▶ _THE DATA_:
»»

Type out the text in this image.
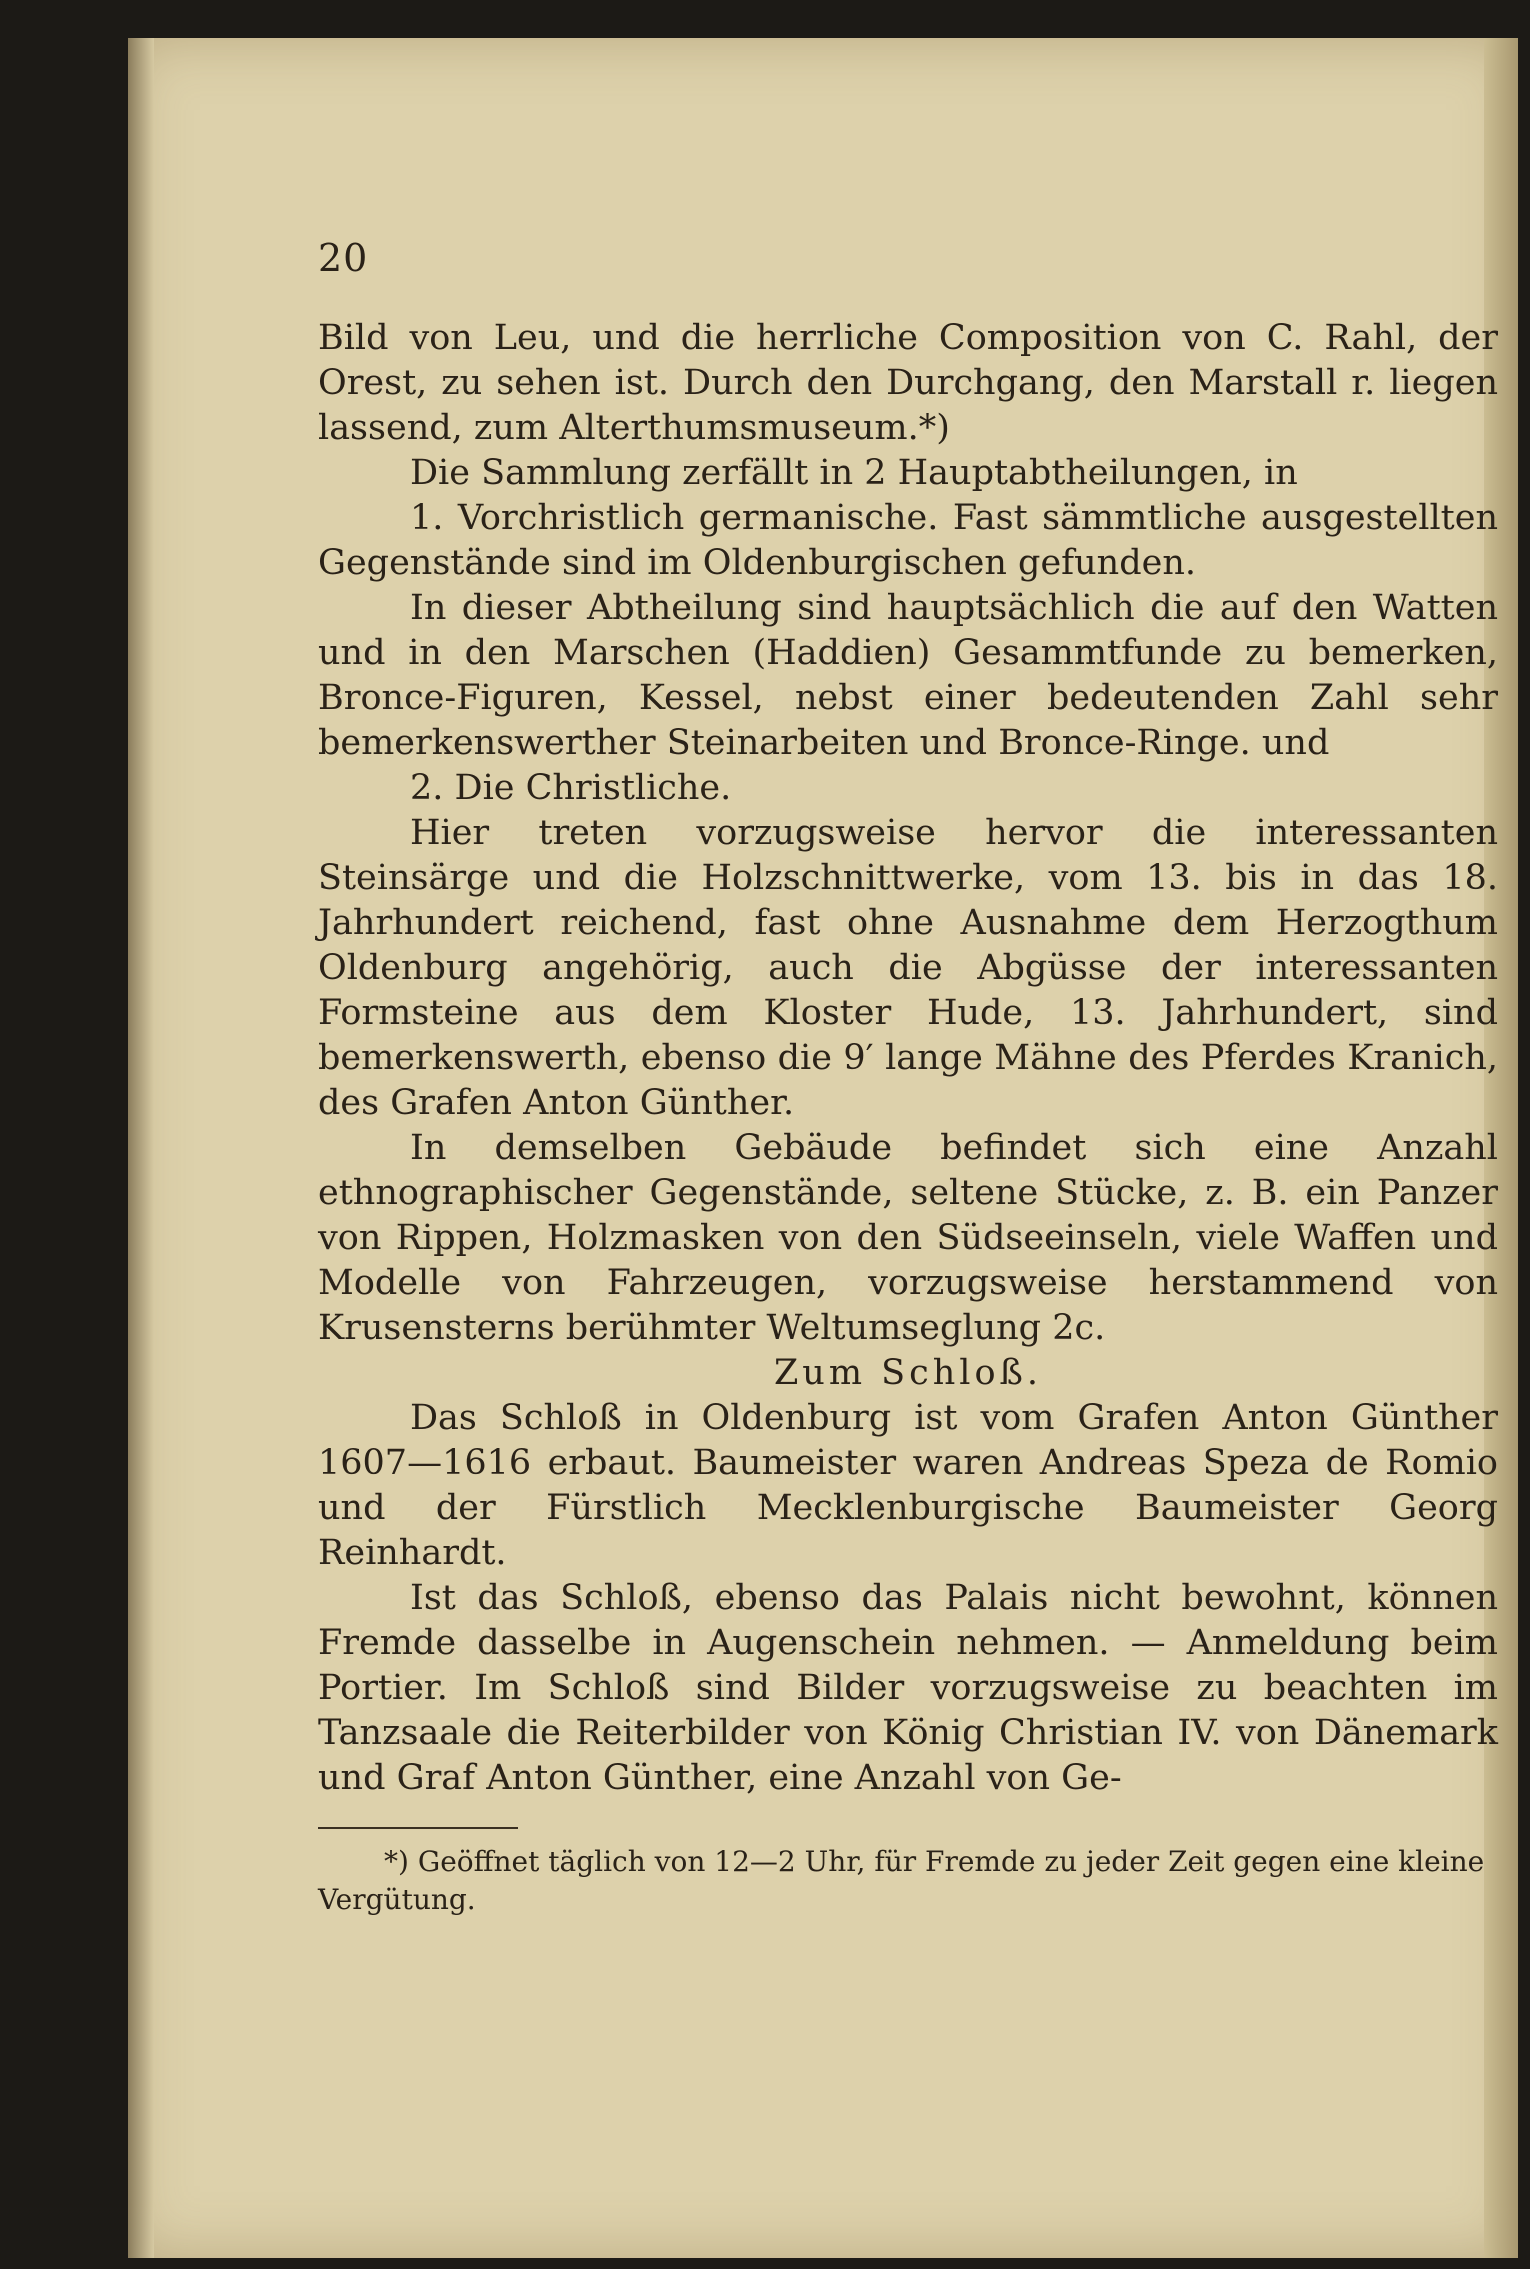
20

Bild von Leu, und die herrliche Composition von C. Rahl, der Orest, zu sehen ist. Durch den Durchgang, den Marstall r. liegen lassend, zum Alterthumsmuseum.*)

Die Sammlung zerfällt in 2 Hauptabtheilungen, in

1. Vorchristlich germanische. Fast sämmtliche ausgestellten Gegenstände sind im Oldenburgischen gefunden.

In dieser Abtheilung sind hauptsächlich die auf den Watten und in den Marschen (Haddien) Gesammtfunde zu bemerken, Bronce-Figuren, Kessel, nebst einer bedeutenden Zahl sehr bemerkenswerther Steinarbeiten und Bronce-Ringe. und

2. Die Christliche.

Hier treten vorzugsweise hervor die interessanten Steinsärge und die Holzschnittwerke, vom 13. bis in das 18. Jahrhundert reichend, fast ohne Ausnahme dem Herzogthum Oldenburg angehörig, auch die Abgüsse der interessanten Formsteine aus dem Kloster Hude, 13. Jahrhundert, sind bemerkenswerth, ebenso die 9′ lange Mähne des Pferdes Kranich, des Grafen Anton Günther.

In demselben Gebäude befindet sich eine Anzahl ethnographischer Gegenstände, seltene Stücke, z. B. ein Panzer von Rippen, Holzmasken von den Südseeinseln, viele Waffen und Modelle von Fahrzeugen, vorzugsweise herstammend von Krusensterns berühmter Weltumseglung 2c.

Zum Schloß.

Das Schloß in Oldenburg ist vom Grafen Anton Günther 1607—1616 erbaut. Baumeister waren Andreas Speza de Romio und der Fürstlich Mecklenburgische Baumeister Georg Reinhardt.

Ist das Schloß, ebenso das Palais nicht bewohnt, können Fremde dasselbe in Augenschein nehmen. — Anmeldung beim Portier. Im Schloß sind Bilder vorzugsweise zu beachten im Tanzsaale die Reiterbilder von König Christian IV. von Dänemark und Graf Anton Günther, eine Anzahl von Ge-

*) Geöffnet täglich von 12—2 Uhr, für Fremde zu jeder Zeit gegen eine kleine Vergütung.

««

▶ _PROBLEM STATEMENT_: Determine how many lines of this listing contain "Grafen", and give only the number.

▶ _OUTPUT FOR THIS EXERCISE_: 2